SELECTION ▸
## START

This is the plaza as seen from the top of the steps. To the left is some kind of museum or something; right in front of us is Chion-in-dou, which is probably another good way of getting here, though you might as well pull through Yasaka-san as long as you're here. The night I met up with those yankii, I drank out in the area to the right. Had a Phaedrus Moment when I turned around to take this picture. See that tree in the corner, up against the white wall? I pissed on it.

 Like many Buddhist temples, Chion-in features freakishly steep steps.

 Guest house.
 Unfortunately, the main building of the complex is under construction, and probably will be for some time, thus enclosed within this giant weird brown box-building thing. But you can still go inside! An old lady saw me looking back and forth, trying to see if you could, and came over to explain it to me, in Japanese no less.
 "Saint Hounen Something Something"!!

 At first I thought these people were praying. They aren't - they're putting their shoes in plastic bags.
 The beauty of the wooden art is somewhat marred, yet oddly complemented by the modern-style metal scaffolding.

## END

TASKS TO CARRY OUT ▸
1: Rewrite the Chion-in passage from "Like many Buddhist" to "Japanese no less.", putting "elderly woman" in place of "old lady".
2: Give a two-sentence summary of the Chion-in passage.
3: Write the next part of the Chion-in temple account, picking up after its final sentence.

DATASET EXTRACT ▸
## START

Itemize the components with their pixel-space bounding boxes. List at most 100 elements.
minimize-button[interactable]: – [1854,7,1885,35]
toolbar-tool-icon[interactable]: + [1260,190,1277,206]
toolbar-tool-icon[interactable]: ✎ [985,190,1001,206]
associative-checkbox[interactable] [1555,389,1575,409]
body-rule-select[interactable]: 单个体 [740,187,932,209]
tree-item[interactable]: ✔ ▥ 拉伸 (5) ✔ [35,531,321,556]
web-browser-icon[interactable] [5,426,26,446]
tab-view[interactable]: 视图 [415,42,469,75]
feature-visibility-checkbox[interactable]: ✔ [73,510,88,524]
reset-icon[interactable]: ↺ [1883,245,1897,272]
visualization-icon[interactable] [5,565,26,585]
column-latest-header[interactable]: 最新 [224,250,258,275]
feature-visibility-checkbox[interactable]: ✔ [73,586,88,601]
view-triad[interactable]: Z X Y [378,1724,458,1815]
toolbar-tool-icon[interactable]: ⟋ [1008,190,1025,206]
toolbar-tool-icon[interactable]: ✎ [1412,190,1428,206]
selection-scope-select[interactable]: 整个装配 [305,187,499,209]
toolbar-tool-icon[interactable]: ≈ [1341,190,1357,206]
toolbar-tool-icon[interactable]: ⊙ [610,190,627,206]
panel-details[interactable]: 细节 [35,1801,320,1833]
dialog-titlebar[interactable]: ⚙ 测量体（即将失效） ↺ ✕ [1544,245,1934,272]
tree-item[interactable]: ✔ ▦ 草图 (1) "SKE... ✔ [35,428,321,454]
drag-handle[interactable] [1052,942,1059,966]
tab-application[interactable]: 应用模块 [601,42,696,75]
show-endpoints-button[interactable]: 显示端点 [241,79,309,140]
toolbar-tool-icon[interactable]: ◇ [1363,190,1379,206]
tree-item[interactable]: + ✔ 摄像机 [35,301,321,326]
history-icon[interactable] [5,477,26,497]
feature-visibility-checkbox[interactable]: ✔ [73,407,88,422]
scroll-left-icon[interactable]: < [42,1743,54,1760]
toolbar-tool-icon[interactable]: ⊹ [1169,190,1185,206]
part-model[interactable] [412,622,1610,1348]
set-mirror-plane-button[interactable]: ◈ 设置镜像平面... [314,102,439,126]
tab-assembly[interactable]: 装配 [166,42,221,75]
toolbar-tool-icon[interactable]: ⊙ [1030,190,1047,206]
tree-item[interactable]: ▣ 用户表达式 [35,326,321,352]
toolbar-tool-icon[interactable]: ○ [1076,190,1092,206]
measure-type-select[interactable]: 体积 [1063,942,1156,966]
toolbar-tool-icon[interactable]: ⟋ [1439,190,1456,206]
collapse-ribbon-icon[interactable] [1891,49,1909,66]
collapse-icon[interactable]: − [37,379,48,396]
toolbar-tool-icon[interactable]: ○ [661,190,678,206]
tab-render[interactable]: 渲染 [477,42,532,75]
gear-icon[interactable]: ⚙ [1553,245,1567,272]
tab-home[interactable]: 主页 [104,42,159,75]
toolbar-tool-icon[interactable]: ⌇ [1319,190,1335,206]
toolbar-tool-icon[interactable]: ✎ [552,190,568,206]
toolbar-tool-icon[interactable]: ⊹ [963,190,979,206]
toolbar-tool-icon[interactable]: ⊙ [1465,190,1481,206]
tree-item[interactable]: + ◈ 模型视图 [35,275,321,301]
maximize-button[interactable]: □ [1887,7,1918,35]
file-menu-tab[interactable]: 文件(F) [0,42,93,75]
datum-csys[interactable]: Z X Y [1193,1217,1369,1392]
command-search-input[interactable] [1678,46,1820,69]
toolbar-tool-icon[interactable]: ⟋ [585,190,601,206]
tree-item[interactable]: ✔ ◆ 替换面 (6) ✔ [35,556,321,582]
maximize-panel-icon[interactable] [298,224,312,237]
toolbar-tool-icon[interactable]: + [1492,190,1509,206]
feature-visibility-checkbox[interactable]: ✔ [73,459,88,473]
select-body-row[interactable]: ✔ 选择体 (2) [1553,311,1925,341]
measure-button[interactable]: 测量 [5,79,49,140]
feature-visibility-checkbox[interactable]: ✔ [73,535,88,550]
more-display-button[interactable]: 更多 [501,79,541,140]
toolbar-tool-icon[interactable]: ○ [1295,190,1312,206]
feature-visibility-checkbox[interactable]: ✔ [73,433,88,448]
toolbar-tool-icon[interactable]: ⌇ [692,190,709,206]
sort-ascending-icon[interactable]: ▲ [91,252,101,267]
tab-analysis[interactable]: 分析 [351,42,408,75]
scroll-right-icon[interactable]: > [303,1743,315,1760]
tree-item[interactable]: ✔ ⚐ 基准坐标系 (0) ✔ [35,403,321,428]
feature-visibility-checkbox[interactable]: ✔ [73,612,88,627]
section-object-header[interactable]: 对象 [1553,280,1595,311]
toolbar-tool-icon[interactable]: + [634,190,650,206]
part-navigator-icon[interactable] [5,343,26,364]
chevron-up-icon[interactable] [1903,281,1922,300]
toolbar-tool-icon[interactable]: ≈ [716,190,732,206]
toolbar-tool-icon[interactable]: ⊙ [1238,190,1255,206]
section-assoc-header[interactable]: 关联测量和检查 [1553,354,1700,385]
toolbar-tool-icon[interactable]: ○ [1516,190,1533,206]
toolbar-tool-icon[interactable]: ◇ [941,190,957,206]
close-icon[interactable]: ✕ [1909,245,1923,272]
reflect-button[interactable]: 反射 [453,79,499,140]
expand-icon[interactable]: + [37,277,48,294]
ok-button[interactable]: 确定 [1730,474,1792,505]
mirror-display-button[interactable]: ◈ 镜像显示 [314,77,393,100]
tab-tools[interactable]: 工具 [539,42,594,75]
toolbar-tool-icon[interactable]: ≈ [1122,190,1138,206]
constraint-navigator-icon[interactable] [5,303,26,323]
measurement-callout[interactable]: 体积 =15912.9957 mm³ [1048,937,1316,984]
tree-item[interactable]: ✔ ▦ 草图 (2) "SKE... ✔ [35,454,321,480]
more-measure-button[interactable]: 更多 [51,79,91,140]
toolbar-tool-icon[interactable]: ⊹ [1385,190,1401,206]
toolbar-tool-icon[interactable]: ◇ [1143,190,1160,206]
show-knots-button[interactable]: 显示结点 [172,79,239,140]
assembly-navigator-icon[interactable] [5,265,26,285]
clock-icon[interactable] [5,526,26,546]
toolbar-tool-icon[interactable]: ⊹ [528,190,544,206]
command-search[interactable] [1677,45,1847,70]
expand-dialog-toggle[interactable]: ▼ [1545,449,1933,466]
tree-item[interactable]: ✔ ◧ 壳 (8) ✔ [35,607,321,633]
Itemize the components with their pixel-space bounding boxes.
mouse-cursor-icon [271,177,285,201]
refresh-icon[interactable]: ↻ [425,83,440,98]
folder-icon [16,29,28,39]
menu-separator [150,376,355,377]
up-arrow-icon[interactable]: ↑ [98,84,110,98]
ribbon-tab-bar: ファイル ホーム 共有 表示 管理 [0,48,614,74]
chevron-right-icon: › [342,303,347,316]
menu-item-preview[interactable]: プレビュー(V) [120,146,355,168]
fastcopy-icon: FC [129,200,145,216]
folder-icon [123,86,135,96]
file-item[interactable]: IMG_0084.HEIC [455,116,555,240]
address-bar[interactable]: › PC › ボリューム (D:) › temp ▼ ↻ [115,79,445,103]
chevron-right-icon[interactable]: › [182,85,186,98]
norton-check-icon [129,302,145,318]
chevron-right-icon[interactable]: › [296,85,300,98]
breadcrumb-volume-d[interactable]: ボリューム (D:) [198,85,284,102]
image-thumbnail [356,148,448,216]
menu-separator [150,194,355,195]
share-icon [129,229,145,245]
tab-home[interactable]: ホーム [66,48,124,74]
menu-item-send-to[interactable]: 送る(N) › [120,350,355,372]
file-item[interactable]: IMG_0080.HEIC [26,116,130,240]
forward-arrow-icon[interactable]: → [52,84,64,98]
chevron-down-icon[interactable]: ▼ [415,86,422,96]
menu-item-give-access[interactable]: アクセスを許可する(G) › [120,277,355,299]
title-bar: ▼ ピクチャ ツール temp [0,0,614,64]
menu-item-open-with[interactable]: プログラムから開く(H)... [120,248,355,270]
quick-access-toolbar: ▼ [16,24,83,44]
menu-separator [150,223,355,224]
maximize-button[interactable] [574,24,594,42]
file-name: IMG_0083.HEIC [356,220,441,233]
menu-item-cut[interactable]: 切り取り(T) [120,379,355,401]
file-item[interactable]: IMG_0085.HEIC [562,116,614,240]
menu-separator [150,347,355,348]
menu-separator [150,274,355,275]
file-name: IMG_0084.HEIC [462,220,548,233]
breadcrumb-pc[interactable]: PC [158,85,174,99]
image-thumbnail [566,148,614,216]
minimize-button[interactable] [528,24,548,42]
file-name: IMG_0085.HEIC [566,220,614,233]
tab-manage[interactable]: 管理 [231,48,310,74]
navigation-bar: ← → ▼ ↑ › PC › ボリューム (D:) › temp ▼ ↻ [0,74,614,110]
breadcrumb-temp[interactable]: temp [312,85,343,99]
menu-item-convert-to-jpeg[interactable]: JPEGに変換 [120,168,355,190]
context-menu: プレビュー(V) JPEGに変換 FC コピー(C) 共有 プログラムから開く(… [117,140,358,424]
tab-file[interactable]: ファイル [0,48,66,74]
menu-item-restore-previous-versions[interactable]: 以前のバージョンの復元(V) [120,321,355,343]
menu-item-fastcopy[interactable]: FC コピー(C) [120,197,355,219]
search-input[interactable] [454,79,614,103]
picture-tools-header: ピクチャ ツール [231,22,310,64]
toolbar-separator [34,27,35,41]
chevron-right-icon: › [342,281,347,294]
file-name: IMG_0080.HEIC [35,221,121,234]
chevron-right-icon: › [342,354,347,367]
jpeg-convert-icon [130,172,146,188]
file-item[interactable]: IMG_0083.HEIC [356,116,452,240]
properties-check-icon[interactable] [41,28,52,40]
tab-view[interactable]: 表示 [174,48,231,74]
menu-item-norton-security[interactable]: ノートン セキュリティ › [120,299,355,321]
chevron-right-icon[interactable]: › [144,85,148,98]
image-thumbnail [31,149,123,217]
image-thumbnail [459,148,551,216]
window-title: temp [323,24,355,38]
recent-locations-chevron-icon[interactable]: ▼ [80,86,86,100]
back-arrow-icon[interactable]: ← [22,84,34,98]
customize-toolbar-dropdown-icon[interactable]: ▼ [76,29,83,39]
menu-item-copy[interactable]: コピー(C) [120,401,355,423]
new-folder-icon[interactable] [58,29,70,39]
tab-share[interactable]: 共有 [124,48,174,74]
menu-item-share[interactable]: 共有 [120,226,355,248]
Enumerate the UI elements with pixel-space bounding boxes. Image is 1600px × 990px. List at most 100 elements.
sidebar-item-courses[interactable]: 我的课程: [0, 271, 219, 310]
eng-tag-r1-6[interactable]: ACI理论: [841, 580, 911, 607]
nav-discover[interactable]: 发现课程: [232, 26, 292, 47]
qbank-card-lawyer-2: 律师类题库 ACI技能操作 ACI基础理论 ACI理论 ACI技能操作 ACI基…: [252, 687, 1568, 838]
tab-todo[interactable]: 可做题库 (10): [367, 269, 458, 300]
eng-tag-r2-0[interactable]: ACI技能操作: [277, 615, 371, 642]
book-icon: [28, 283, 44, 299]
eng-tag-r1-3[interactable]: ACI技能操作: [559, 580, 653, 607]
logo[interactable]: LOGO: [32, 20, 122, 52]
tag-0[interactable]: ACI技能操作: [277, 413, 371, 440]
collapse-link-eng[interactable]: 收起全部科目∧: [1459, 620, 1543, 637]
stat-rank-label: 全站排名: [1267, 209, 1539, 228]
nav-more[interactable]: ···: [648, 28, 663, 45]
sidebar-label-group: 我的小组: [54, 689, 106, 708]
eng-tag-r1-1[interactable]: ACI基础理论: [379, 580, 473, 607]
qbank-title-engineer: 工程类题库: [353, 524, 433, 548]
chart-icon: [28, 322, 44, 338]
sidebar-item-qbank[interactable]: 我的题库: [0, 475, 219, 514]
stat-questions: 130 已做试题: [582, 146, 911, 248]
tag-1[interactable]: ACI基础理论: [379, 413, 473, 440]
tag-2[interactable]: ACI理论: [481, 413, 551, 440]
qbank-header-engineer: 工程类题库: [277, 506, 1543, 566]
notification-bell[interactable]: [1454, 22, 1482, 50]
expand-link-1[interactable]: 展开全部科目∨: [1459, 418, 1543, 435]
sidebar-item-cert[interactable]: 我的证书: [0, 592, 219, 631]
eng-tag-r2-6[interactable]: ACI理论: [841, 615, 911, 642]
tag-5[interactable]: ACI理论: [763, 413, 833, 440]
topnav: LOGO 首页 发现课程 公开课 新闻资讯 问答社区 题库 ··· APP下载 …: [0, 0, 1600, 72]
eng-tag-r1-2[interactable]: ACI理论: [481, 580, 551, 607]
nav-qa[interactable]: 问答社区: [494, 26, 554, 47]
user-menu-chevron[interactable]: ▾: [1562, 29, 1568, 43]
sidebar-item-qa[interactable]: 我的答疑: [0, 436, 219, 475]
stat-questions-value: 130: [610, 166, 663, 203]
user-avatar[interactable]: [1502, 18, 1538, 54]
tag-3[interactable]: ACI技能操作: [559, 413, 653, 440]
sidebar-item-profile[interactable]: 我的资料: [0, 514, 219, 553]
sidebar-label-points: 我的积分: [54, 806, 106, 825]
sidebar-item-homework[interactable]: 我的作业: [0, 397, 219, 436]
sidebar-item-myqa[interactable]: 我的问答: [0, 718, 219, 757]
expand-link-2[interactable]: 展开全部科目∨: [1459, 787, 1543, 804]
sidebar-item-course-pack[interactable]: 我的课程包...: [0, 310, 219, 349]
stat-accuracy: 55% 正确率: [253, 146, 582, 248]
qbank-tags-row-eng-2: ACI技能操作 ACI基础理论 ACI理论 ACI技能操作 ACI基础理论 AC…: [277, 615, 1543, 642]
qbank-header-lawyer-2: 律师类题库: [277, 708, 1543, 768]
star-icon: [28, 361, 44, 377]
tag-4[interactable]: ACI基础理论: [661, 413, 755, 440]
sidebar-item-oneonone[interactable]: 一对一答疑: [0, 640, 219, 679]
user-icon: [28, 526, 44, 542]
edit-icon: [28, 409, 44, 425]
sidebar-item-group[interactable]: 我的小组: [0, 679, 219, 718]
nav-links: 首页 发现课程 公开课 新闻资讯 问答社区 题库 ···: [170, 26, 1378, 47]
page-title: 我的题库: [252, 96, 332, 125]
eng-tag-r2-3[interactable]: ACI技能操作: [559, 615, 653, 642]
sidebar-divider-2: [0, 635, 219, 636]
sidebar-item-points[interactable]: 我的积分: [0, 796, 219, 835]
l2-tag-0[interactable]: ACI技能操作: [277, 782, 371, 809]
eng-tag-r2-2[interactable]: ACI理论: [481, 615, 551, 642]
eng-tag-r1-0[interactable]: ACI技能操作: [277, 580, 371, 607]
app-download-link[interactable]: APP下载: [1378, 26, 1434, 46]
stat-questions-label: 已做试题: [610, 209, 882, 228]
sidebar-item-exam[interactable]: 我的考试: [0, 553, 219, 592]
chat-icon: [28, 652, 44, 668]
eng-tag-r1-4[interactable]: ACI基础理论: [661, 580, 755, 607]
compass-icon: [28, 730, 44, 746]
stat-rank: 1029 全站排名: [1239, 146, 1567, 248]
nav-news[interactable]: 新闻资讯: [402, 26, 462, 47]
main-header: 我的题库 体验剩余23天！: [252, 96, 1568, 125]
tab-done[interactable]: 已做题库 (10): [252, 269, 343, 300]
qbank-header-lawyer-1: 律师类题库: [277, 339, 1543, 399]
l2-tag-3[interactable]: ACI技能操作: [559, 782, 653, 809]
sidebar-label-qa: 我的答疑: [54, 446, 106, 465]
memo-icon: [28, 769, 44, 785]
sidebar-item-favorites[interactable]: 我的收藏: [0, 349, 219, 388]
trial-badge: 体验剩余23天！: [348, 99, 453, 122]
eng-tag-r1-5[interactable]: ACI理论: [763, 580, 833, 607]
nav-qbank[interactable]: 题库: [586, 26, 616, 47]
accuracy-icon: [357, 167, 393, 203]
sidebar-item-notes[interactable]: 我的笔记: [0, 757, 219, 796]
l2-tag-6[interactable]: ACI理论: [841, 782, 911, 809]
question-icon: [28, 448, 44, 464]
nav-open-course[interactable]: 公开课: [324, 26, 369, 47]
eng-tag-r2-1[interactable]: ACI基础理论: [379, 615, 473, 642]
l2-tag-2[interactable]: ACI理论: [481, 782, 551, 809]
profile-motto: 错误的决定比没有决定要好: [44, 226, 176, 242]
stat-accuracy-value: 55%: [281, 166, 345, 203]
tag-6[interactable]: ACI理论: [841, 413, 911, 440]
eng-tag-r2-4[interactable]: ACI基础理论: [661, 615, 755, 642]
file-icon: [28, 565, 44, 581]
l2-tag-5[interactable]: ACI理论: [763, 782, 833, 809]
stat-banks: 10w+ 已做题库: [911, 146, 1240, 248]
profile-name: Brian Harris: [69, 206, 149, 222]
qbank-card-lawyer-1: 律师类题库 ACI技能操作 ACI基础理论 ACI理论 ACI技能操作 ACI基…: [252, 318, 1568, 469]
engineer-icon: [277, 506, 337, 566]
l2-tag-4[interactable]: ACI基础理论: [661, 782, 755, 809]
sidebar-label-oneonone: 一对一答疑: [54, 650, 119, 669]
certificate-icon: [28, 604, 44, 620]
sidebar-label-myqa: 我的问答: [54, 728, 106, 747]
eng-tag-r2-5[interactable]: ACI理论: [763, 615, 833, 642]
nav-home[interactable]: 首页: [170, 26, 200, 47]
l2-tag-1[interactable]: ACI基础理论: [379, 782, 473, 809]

## END

ANSWERS TO THE PROBLEMS ▸
1:
Like many Buddhist temples, Chion-in features freakishly steep steps.

 Guest house.
 Unfortunately, the main building of the complex is under construction, and probably will be for some time, thus enclosed within this giant weird brown box-building thing. But you can still go inside! An elderly woman saw me looking back and forth, trying to see if you could, and came over to explain it to me, in Japanese no less.

2: The writer describes a visit to Chion-in, a Buddhist temple with very steep steps and a guest house. Its main building is enclosed in a large brown structure during construction, but visitors can still go inside, where they put their shoes in plastic bags and see wooden art alongside modern metal scaffolding.

3:
 No idea what these are. But the couple walking in front of me took photos so I did too.
 The best photo I have ever taken. Everything about this is beautiful.
 The inner sanctum is quite impressive, and there was even a session in...session, but of course that wouldn't be appropriate to take pictures of. Instead I took a picture of my shoes, to underscore how ridiculous I felt carrying them around in a plastic bag.
 Outside again. The inner temple part leads you on a linear path, spitting you out somewhere completely different. You get to walk over a sort of bridge-path thing to get there, no matter where you start, so there's that. At the end you deposit your plastic bag in a receptacle for someone coming the other way to use, and don your footwear once more, ready to continue your walkabout.

Not pictured: A display on the "Seven Mysterious Things of Chion-in." My favourite is a forgotten umbrella, whose origin is unknown, and which is now regarded as being in some way holy (various different ways depending on the tradition being followed.)
 The front gate, viewed from higher up and farther back. See, it is pretty sizeable.
 The place was crawling with couples. It would be a pretty lame first date, but I bet it's awesome on a relaxed afternoon with somebody you care about.
 Some incense-burning going on in that background building.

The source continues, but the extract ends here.